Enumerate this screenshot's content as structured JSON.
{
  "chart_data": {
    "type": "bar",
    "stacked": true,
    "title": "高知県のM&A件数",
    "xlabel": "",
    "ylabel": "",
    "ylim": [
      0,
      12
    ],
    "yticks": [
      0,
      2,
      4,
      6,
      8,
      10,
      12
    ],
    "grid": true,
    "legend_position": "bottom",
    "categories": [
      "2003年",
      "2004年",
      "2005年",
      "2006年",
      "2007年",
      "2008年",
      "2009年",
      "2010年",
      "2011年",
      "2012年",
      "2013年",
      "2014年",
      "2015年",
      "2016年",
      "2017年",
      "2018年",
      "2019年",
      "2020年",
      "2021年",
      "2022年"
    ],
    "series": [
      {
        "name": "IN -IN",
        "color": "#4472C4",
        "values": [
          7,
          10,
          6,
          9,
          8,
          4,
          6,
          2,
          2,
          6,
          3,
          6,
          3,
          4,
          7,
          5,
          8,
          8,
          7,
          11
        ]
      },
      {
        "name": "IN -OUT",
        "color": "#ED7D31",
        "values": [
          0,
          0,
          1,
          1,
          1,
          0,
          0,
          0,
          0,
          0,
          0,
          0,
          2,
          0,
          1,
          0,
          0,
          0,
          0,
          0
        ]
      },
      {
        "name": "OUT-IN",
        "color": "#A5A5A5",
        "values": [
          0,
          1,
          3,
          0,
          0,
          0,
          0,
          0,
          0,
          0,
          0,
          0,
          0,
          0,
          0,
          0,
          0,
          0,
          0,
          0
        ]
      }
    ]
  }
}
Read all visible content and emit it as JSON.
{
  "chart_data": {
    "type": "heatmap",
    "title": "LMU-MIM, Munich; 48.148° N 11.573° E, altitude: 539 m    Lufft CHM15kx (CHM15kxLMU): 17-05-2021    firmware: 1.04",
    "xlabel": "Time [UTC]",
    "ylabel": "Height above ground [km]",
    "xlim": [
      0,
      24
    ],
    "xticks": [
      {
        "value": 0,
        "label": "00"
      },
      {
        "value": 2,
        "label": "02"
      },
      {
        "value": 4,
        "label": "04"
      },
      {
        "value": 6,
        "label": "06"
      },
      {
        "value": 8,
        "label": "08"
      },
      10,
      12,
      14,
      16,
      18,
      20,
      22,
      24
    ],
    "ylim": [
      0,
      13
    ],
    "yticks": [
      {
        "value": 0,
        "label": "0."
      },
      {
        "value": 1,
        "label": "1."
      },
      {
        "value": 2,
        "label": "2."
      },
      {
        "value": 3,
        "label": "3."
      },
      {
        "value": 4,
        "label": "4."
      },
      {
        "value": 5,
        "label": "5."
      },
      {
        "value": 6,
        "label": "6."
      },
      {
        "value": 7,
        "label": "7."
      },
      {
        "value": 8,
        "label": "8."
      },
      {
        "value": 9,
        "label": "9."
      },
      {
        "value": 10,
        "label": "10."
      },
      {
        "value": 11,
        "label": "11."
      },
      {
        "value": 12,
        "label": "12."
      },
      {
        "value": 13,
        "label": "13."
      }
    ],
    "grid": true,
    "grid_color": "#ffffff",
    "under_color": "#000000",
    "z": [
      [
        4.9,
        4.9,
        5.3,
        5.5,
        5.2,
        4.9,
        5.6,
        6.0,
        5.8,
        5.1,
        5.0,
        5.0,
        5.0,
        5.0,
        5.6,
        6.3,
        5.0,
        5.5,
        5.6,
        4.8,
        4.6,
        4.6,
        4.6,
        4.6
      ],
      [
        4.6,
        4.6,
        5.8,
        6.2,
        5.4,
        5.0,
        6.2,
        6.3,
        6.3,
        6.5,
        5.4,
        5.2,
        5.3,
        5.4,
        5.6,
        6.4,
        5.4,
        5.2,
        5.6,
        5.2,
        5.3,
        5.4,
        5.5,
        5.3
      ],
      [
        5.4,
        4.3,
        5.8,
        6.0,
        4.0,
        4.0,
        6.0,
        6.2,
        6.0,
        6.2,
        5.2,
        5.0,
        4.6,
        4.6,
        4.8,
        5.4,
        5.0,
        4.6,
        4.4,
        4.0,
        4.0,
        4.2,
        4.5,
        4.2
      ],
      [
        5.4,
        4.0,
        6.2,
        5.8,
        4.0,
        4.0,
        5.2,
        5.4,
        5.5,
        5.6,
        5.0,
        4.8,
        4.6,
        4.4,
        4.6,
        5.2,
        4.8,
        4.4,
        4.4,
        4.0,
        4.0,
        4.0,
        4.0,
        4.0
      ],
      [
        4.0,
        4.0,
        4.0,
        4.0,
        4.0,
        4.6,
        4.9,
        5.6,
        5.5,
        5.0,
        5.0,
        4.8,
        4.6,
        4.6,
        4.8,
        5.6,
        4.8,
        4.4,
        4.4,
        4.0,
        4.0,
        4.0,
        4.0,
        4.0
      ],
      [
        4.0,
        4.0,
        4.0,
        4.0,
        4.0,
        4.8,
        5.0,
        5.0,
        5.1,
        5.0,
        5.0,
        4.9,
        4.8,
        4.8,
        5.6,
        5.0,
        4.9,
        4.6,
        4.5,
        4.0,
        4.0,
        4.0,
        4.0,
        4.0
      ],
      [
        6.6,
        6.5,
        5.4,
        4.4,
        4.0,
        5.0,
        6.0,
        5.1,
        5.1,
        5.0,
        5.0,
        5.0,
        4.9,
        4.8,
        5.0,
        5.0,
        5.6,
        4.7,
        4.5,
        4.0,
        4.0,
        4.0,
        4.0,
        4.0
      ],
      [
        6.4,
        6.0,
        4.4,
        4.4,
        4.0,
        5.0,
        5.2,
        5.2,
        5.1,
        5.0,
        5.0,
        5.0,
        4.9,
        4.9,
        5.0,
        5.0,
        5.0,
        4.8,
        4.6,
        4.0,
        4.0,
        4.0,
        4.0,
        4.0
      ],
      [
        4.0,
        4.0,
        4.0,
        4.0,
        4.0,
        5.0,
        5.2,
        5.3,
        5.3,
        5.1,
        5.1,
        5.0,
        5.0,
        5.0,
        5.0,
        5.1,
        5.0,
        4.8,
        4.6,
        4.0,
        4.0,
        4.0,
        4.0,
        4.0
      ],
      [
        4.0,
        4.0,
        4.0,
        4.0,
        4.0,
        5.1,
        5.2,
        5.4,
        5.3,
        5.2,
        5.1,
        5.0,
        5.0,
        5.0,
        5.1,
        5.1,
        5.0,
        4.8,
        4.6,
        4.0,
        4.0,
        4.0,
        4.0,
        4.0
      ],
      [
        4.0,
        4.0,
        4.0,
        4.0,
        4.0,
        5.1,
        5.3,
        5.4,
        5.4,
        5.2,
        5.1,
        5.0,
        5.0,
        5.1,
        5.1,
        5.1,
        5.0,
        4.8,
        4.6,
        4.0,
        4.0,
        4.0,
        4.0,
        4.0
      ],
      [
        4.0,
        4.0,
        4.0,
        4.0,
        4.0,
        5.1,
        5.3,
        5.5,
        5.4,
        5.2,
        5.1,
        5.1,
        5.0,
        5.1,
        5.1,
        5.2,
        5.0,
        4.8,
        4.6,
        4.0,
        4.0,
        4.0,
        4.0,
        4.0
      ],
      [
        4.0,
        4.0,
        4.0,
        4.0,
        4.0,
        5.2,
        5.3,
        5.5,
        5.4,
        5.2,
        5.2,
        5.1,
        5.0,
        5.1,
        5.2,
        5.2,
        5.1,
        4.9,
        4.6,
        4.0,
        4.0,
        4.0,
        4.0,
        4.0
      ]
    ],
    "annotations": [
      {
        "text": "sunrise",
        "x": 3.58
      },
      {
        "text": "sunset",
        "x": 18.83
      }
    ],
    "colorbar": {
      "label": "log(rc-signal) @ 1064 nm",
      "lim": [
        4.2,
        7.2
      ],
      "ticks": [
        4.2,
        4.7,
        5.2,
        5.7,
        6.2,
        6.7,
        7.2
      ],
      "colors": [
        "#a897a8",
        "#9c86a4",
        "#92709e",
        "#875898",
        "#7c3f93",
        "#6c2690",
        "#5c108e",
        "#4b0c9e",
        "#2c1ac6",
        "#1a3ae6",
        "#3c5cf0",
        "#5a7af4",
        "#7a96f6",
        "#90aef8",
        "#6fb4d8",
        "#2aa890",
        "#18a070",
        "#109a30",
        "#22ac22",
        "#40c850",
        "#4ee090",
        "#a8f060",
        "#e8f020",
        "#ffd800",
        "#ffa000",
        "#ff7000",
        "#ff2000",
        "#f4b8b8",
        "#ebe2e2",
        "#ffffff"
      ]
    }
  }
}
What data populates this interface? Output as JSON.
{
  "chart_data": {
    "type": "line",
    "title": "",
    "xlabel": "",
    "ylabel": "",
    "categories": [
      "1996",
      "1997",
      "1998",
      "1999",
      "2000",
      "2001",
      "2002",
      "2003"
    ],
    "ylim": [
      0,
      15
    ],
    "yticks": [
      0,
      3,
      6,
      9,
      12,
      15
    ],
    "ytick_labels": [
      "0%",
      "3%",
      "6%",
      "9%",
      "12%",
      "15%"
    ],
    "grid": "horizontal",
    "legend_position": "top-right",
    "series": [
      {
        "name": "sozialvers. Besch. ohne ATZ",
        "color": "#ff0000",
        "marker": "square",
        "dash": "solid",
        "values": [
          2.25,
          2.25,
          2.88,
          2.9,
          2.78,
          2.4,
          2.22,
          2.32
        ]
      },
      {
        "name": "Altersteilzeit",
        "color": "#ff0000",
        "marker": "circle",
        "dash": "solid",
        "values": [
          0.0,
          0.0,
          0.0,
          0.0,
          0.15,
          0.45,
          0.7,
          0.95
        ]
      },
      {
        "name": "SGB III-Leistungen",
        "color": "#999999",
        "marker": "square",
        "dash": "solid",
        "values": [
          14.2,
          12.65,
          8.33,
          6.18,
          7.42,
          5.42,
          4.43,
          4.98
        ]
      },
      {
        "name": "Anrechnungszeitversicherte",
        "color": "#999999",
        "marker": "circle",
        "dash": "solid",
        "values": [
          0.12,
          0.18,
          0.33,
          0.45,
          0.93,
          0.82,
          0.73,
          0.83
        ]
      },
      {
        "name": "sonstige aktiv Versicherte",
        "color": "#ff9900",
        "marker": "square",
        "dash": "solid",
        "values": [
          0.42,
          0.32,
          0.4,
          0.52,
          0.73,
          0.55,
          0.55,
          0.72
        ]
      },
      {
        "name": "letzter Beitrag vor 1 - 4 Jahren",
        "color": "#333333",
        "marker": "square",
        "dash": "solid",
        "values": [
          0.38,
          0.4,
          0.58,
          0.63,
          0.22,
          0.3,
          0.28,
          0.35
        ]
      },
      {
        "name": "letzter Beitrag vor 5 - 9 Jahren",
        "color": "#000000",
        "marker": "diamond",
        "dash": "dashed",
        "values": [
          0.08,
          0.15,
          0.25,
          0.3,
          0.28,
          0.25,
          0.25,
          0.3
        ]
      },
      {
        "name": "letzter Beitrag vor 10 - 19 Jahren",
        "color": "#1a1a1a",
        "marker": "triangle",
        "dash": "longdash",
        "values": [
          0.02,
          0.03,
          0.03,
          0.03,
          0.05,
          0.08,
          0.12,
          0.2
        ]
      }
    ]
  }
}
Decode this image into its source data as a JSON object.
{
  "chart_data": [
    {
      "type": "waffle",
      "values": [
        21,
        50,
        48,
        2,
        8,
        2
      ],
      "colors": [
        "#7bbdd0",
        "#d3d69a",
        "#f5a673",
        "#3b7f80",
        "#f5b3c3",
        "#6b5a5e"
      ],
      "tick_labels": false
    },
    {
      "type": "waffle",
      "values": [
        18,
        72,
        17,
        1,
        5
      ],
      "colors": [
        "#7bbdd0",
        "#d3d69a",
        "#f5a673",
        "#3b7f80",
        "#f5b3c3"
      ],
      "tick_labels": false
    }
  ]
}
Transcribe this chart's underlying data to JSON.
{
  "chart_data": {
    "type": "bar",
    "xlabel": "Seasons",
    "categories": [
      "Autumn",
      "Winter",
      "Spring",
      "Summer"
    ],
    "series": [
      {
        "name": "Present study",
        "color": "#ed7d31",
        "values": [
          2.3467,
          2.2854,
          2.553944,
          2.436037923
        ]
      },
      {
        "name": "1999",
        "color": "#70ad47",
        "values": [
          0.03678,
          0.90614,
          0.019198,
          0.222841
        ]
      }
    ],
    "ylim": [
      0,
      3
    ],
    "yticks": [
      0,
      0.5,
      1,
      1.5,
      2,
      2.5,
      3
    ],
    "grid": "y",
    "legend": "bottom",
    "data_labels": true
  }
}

[Job] Write out exactly the lines starting with the one that holds "Transcribe this chart's" and running through the last line above.

[Answer to the problem]
Transcribe this chart's underlying data to JSON.
{
  "chart_data": {
    "type": "bar",
    "xlabel": "Seasons",
    "categories": [
      "Autumn",
      "Winter",
      "Spring",
      "Summer"
    ],
    "series": [
      {
        "name": "Present study",
        "color": "#ed7d31",
        "values": [
          2.3467,
          2.2854,
          2.553944,
          2.436037923
        ]
      },
      {
        "name": "1999",
        "color": "#70ad47",
        "values": [
          0.03678,
          0.90614,
          0.019198,
          0.222841
        ]
      }
    ],
    "ylim": [
      0,
      3
    ],
    "yticks": [
      0,
      0.5,
      1,
      1.5,
      2,
      2.5,
      3
    ],
    "grid": "y",
    "legend": "bottom",
    "data_labels": true
  }
}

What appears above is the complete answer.